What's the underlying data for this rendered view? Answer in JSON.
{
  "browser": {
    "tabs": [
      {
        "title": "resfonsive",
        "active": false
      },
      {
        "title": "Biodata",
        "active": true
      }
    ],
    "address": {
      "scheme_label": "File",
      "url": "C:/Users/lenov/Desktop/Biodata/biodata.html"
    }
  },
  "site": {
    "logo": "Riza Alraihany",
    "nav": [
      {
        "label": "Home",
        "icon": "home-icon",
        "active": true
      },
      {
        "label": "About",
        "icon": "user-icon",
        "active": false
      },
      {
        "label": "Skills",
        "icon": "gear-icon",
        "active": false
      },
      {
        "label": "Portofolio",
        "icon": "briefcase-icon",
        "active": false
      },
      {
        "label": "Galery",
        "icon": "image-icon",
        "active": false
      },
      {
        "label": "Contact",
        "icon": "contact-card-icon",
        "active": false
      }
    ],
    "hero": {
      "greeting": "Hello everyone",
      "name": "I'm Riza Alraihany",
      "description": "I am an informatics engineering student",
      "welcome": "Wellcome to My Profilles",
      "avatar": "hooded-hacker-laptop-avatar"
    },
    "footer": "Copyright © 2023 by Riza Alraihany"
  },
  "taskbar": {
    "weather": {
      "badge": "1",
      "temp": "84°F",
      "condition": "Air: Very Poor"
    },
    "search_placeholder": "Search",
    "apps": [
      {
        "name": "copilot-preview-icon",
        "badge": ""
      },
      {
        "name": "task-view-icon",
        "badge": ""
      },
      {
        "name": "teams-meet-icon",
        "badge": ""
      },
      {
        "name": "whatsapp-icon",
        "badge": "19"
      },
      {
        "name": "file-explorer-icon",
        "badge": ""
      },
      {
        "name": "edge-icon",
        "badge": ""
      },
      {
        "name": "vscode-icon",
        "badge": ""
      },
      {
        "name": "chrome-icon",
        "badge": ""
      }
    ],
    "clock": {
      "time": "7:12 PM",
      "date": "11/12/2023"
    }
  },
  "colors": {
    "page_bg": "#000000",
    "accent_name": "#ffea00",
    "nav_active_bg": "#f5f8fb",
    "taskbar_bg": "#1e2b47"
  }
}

## [INSTRUCTIONS TO FOLLOW]
Make a verbatim copy of every entry shown above.

## [TASK RESPONSE]
What's the underlying data for this rendered view? Answer in JSON.
{
  "browser": {
    "tabs": [
      {
        "title": "resfonsive",
        "active": false
      },
      {
        "title": "Biodata",
        "active": true
      }
    ],
    "address": {
      "scheme_label": "File",
      "url": "C:/Users/lenov/Desktop/Biodata/biodata.html"
    }
  },
  "site": {
    "logo": "Riza Alraihany",
    "nav": [
      {
        "label": "Home",
        "icon": "home-icon",
        "active": true
      },
      {
        "label": "About",
        "icon": "user-icon",
        "active": false
      },
      {
        "label": "Skills",
        "icon": "gear-icon",
        "active": false
      },
      {
        "label": "Portofolio",
        "icon": "briefcase-icon",
        "active": false
      },
      {
        "label": "Galery",
        "icon": "image-icon",
        "active": false
      },
      {
        "label": "Contact",
        "icon": "contact-card-icon",
        "active": false
      }
    ],
    "hero": {
      "greeting": "Hello everyone",
      "name": "I'm Riza Alraihany",
      "description": "I am an informatics engineering student",
      "welcome": "Wellcome to My Profilles",
      "avatar": "hooded-hacker-laptop-avatar"
    },
    "footer": "Copyright © 2023 by Riza Alraihany"
  },
  "taskbar": {
    "weather": {
      "badge": "1",
      "temp": "84°F",
      "condition": "Air: Very Poor"
    },
    "search_placeholder": "Search",
    "apps": [
      {
        "name": "copilot-preview-icon",
        "badge": ""
      },
      {
        "name": "task-view-icon",
        "badge": ""
      },
      {
        "name": "teams-meet-icon",
        "badge": ""
      },
      {
        "name": "whatsapp-icon",
        "badge": "19"
      },
      {
        "name": "file-explorer-icon",
        "badge": ""
      },
      {
        "name": "edge-icon",
        "badge": ""
      },
      {
        "name": "vscode-icon",
        "badge": ""
      },
      {
        "name": "chrome-icon",
        "badge": ""
      }
    ],
    "clock": {
      "time": "7:12 PM",
      "date": "11/12/2023"
    }
  },
  "colors": {
    "page_bg": "#000000",
    "accent_name": "#ffea00",
    "nav_active_bg": "#f5f8fb",
    "taskbar_bg": "#1e2b47"
  }
}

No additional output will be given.